Exercise directions
Spot each line that carries the word "OpenStreetMap"; copy those lines.

Data for the task
# # #
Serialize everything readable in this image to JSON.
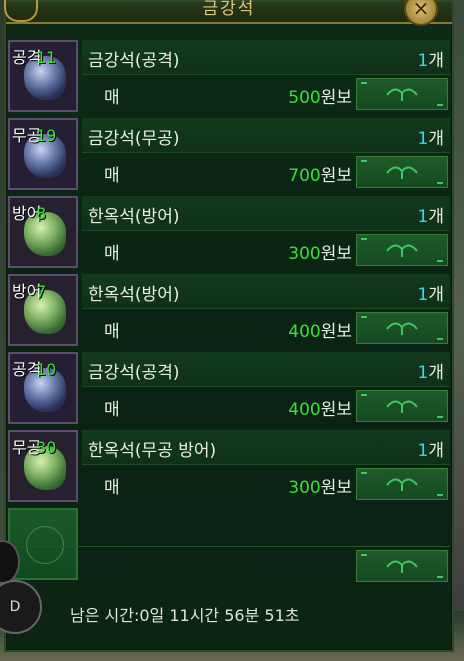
{
  "window": {
    "title": "금강석",
    "close_label": "×"
  },
  "unit_count": "개",
  "unit_price": "원보",
  "sell_label": "매",
  "items": [
    {
      "tag": "공격",
      "qty": "11",
      "gem": "diamond",
      "name": "금강석(공격)",
      "count": "1",
      "price": "500"
    },
    {
      "tag": "무공",
      "qty": "19",
      "gem": "diamond",
      "name": "금강석(무공)",
      "count": "1",
      "price": "700"
    },
    {
      "tag": "방어",
      "qty": "8",
      "gem": "jade",
      "name": "한옥석(방어)",
      "count": "1",
      "price": "300"
    },
    {
      "tag": "방어",
      "qty": "7",
      "gem": "jade",
      "name": "한옥석(방어)",
      "count": "1",
      "price": "400"
    },
    {
      "tag": "공격",
      "qty": "10",
      "gem": "diamond",
      "name": "금강석(공격)",
      "count": "1",
      "price": "400"
    },
    {
      "tag": "무공",
      "qty": "30",
      "gem": "jade",
      "name": "한옥석(무공 방어)",
      "count": "1",
      "price": "300"
    }
  ],
  "timer": "남은 시간:0일 11시간 56분 51초",
  "side_button": "D",
  "colors": {
    "qty_green": "#38e038",
    "count_cyan": "#38d8e8",
    "panel_bg": "#0d2a17"
  }
}
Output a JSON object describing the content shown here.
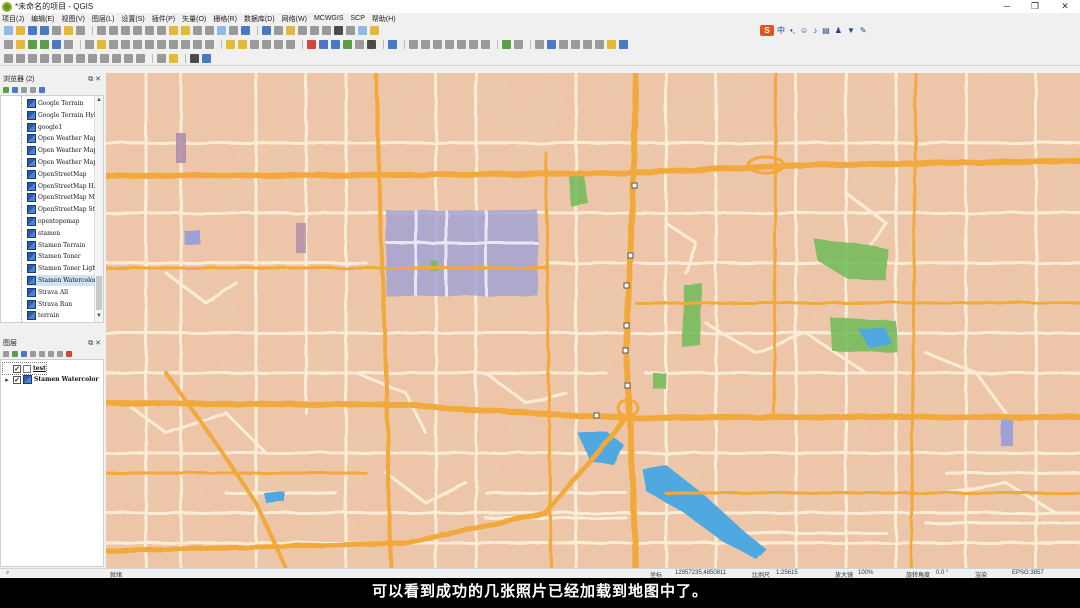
{
  "window": {
    "title": "*未命名的项目 - QGIS"
  },
  "menu": [
    "项目(J)",
    "编辑(E)",
    "视图(V)",
    "图层(L)",
    "设置(S)",
    "插件(P)",
    "矢量(O)",
    "栅格(R)",
    "数据库(D)",
    "网络(W)",
    "MCWGIS",
    "SCP",
    "帮助(H)"
  ],
  "ime": {
    "logo": "S",
    "label": "中"
  },
  "browser_panel": {
    "title": "浏览器 (2)",
    "items": [
      "Google Terrain",
      "Google Terrain Hybrid",
      "google1",
      "Open Weather Map Clouds",
      "Open Weather Map Precip",
      "Open Weather Map Temp",
      "OpenStreetMap",
      "OpenStreetMap H.O.T.",
      "OpenStreetMap Monochrome",
      "OpenStreetMap Standard",
      "opentopomap",
      "stamen",
      "Stamen Terrain",
      "Stamen Toner",
      "Stamen Toner Light",
      "Stamen Watercolor",
      "Strava All",
      "Strava Run",
      "terrain"
    ],
    "selected_index": 15
  },
  "layers_panel": {
    "title": "图层",
    "layers": [
      {
        "name": "test",
        "checked": true,
        "type": "points"
      },
      {
        "name": "Stamen Watercolor",
        "checked": true,
        "type": "raster"
      }
    ]
  },
  "status": {
    "left": "就绪",
    "coordinate_label": "坐标",
    "coordinate": "12957235,4850811",
    "scale_label": "比例尺",
    "scale": "1:25615",
    "magnifier_label": "放大镜",
    "magnifier": "100%",
    "rotation_label": "旋转角度",
    "rotation": "0.0 °",
    "render_label": "渲染",
    "crs": "EPSG:3857"
  },
  "subtitle": "可以看到成功的几张照片已经加载到地图中了。",
  "colors": {
    "map_base": "#edc7a9",
    "road_major": "#f2a93b",
    "road_minor": "#fbecd6",
    "water": "#4fa8e0",
    "park": "#6fbb5a",
    "block_purple": "#9fa0d6"
  }
}
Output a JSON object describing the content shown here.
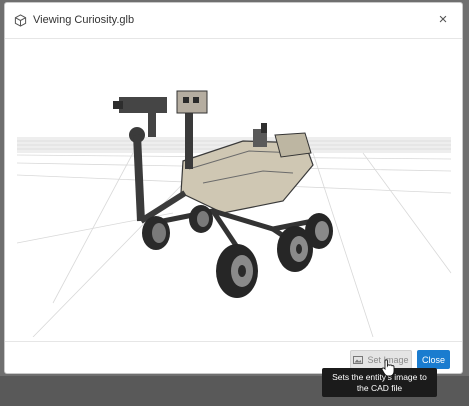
{
  "dialog": {
    "title": "Viewing Curiosity.glb",
    "close_glyph": "×",
    "header_icon": "cube-icon"
  },
  "viewer": {
    "model_subject": "mars-rover-3d-model"
  },
  "footer": {
    "set_image_label": "Set Image",
    "set_image_icon": "image-icon",
    "close_label": "Close"
  },
  "tooltip": {
    "text": "Sets the entity's image to the CAD file"
  },
  "colors": {
    "primary": "#1a7ccf",
    "tooltip_bg": "#1b1b1b"
  }
}
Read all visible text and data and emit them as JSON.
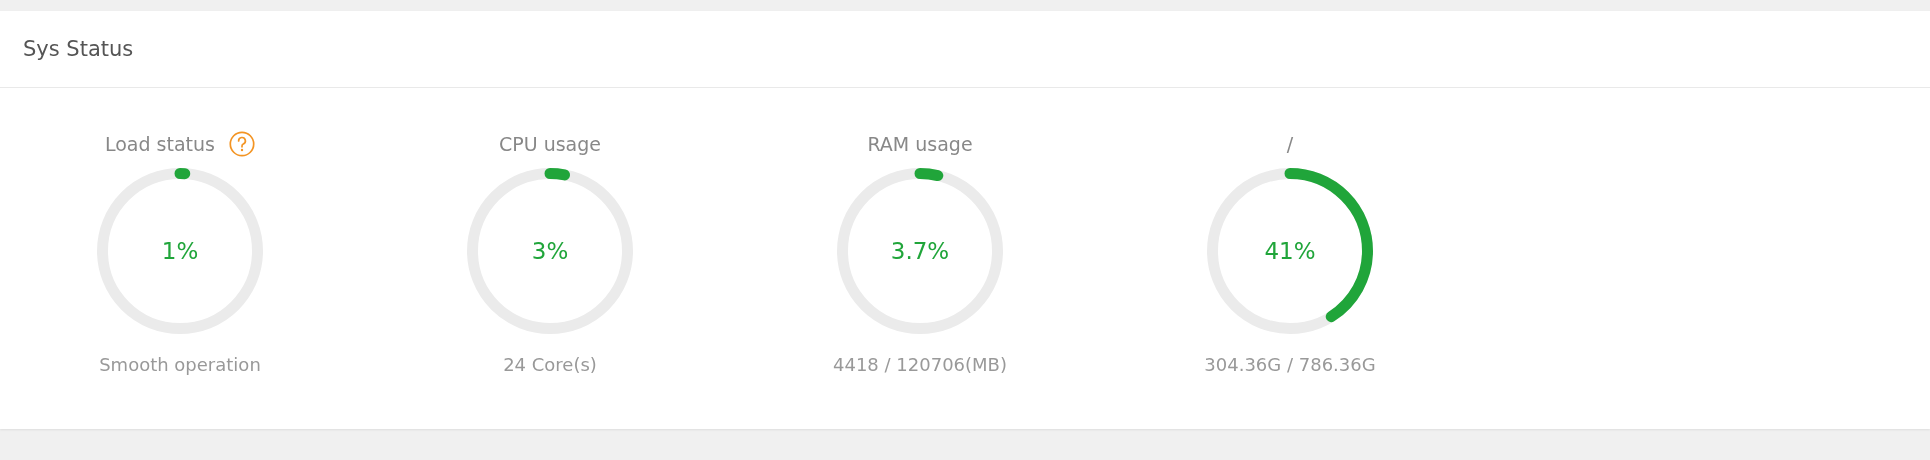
# # #
Worked solution
      "OpenStreetMap",
      "OpenStreetMap H.O.T.",
      "OpenStreetMap Monochrome",
      "OpenStreetMap Standard",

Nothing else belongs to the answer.